--- Exercise details ---
List all the lines in these records that hold "trình".
--- Available data ---
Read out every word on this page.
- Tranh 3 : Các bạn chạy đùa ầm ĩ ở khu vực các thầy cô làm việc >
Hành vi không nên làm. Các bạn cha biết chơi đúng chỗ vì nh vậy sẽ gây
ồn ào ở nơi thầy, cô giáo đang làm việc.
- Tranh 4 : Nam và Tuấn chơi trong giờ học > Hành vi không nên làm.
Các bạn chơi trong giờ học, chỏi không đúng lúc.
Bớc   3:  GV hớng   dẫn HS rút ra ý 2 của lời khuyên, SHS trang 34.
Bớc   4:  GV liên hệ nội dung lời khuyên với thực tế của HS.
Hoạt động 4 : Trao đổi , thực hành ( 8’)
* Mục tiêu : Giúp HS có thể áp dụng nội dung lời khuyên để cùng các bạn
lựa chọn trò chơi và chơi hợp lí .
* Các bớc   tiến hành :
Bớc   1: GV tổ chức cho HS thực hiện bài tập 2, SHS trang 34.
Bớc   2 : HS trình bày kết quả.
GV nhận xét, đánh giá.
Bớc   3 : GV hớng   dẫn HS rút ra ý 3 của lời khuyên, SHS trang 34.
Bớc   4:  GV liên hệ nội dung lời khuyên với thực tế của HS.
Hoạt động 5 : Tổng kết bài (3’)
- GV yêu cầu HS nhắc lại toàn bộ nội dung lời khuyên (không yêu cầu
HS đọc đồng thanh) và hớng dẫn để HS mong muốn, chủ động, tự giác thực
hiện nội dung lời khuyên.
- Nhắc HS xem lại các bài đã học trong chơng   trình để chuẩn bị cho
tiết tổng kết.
---
--- Task output ---
Bớc   2 : HS trình bày kết quả.
- Nhắc HS xem lại các bài đã học trong chơng   trình để chuẩn bị cho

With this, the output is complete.